Pick out every line with the word "grid" and copy it.
****************
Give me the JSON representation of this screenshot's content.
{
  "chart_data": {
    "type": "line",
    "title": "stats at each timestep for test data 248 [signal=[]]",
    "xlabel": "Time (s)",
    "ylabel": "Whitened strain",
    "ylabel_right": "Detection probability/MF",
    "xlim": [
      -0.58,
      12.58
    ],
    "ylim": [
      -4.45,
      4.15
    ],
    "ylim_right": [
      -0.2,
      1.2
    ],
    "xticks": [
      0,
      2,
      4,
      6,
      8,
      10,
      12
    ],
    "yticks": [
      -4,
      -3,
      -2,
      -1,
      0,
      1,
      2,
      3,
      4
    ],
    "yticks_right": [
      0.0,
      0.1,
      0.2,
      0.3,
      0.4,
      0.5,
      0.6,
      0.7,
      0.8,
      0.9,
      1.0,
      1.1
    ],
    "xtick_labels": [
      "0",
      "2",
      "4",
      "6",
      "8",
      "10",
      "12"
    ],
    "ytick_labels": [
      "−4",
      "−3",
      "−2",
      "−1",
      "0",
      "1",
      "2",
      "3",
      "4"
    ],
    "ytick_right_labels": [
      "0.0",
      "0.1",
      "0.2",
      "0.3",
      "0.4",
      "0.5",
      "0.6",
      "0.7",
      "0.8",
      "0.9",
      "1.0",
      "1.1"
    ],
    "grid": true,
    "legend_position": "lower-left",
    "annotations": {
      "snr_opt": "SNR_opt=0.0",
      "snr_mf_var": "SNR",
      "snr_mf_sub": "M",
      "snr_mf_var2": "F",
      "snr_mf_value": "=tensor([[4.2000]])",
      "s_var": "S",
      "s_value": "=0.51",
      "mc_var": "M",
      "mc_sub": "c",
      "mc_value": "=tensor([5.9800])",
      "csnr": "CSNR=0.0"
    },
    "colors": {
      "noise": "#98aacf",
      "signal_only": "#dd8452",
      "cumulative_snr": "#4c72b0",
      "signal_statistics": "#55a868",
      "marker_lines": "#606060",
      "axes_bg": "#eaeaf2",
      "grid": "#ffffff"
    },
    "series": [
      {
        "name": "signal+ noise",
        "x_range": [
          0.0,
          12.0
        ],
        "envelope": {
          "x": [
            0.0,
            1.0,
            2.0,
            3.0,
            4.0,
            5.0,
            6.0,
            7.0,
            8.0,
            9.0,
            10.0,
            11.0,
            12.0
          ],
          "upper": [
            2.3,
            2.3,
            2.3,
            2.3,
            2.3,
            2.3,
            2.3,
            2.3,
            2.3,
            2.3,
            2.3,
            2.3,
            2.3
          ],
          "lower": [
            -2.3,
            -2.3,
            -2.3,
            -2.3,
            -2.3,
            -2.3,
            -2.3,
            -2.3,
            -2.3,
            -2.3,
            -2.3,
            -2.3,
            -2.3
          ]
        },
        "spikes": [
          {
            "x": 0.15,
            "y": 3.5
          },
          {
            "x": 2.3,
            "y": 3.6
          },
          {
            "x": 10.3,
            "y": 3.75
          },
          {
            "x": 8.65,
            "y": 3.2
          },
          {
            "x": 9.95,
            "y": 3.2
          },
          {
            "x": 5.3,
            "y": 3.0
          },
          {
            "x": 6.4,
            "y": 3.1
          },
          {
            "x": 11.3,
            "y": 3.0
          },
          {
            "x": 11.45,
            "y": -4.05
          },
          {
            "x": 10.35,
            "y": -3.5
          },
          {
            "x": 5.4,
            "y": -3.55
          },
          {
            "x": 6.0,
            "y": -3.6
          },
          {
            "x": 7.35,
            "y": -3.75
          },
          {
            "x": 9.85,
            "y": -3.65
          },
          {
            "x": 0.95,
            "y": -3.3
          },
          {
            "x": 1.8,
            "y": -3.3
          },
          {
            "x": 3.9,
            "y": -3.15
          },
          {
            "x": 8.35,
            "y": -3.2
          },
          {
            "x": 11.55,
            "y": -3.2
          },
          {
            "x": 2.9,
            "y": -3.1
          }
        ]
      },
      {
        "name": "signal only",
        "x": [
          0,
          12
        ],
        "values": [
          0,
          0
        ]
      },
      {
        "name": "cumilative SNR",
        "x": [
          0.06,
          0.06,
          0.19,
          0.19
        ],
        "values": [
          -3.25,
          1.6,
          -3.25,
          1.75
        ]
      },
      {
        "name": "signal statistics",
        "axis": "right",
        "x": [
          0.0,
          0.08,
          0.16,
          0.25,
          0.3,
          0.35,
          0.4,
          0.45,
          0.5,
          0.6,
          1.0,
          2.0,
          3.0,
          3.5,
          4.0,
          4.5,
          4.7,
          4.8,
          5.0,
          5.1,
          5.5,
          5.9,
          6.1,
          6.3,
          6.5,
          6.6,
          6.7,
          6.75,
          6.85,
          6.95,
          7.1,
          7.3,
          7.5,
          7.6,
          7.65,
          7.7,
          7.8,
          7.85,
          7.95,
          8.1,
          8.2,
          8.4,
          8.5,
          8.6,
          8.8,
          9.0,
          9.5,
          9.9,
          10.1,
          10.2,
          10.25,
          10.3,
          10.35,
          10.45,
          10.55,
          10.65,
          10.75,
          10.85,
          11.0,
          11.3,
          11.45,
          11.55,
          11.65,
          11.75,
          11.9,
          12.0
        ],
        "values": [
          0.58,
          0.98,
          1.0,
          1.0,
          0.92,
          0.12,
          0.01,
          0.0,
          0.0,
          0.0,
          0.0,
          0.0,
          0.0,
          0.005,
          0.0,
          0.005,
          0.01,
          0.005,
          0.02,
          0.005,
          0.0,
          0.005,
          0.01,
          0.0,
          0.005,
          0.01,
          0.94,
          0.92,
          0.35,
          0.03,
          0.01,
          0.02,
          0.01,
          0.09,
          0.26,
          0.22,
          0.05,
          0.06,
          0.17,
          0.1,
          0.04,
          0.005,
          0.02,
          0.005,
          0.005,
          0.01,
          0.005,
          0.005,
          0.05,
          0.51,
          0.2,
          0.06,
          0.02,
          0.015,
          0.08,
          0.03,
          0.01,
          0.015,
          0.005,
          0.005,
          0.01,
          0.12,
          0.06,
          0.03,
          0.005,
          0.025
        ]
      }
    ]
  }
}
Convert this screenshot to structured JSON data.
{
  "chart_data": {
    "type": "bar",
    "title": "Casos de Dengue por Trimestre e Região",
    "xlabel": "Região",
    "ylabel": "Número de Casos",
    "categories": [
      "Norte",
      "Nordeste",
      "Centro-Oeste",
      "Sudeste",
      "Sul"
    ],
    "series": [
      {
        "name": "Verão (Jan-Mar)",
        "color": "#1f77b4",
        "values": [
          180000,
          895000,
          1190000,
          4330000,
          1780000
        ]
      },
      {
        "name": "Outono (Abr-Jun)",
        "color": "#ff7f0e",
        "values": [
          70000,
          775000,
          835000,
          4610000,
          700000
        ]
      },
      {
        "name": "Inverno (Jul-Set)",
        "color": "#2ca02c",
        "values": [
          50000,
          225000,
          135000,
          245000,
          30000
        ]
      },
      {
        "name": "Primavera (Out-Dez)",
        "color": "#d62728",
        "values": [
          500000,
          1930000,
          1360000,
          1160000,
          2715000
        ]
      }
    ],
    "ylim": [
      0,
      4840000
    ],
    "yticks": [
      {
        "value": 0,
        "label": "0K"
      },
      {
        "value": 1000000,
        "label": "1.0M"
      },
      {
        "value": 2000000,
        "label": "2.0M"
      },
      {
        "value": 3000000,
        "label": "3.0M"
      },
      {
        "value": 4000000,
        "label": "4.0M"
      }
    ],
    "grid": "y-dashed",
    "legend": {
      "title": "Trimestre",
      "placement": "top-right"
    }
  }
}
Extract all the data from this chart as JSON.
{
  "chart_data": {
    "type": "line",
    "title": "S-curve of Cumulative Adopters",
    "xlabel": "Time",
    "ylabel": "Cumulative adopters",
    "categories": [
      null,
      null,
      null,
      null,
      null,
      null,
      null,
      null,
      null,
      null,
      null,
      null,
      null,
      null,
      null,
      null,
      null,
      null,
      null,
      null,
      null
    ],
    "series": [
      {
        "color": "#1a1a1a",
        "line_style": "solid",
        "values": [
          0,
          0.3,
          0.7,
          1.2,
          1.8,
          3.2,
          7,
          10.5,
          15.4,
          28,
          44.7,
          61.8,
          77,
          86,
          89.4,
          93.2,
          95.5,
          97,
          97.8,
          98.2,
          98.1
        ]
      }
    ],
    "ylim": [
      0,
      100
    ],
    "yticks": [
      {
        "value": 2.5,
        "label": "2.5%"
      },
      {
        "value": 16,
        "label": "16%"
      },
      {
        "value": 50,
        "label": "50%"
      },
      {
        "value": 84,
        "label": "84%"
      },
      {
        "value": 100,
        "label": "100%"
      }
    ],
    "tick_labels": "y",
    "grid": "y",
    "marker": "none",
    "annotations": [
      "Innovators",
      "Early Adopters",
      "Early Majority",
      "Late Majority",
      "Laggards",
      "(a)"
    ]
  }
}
****************
**CORRECT ANSWER:**
    "grid": true,
      "grid": "#ffffff"
    "grid": "y-dashed",
    "grid": "y",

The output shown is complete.